Among the entries below, find every line that has "nicht" and pull it out.

** Data listing follows **

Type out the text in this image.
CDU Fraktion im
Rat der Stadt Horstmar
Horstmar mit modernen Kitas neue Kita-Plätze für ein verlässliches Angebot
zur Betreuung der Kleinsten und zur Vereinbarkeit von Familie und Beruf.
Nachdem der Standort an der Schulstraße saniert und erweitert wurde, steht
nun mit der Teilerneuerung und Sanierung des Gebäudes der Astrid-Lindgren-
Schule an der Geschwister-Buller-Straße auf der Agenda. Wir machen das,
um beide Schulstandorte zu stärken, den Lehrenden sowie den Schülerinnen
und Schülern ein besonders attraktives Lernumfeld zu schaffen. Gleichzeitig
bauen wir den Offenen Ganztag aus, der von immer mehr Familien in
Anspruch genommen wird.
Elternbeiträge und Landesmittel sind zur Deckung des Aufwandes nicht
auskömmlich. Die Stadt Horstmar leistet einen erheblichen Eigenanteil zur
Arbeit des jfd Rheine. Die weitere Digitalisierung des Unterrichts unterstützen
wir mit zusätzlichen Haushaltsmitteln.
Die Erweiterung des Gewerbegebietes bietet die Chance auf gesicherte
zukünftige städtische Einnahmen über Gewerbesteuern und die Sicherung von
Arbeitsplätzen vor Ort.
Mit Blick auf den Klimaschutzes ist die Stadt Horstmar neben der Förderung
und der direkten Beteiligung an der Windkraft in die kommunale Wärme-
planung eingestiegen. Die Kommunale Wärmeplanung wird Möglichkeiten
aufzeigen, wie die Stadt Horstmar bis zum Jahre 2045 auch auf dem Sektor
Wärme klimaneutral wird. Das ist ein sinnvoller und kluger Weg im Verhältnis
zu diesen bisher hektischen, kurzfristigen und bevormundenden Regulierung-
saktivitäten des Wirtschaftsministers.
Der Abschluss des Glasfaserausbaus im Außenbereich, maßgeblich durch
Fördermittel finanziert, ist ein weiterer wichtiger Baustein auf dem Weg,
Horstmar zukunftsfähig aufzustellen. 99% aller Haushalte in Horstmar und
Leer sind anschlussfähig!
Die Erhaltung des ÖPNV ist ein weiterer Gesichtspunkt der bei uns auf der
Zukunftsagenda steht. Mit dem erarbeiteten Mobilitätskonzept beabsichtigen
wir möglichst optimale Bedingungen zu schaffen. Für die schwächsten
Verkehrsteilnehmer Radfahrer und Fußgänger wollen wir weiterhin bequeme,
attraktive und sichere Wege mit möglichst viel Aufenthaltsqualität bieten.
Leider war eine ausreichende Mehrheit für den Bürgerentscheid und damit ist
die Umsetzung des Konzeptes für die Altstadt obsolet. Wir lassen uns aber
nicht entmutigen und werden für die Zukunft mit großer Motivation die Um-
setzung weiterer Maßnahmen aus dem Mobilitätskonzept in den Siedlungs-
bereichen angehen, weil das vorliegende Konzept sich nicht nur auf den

** End of Data listing **

Worked solution:
Elternbeiträge und Landesmittel sind zur Deckung des Aufwandes nicht
nicht entmutigen und werden für die Zukunft mit großer Motivation die Um-
bereichen angehen, weil das vorliegende Konzept sich nicht nur auf den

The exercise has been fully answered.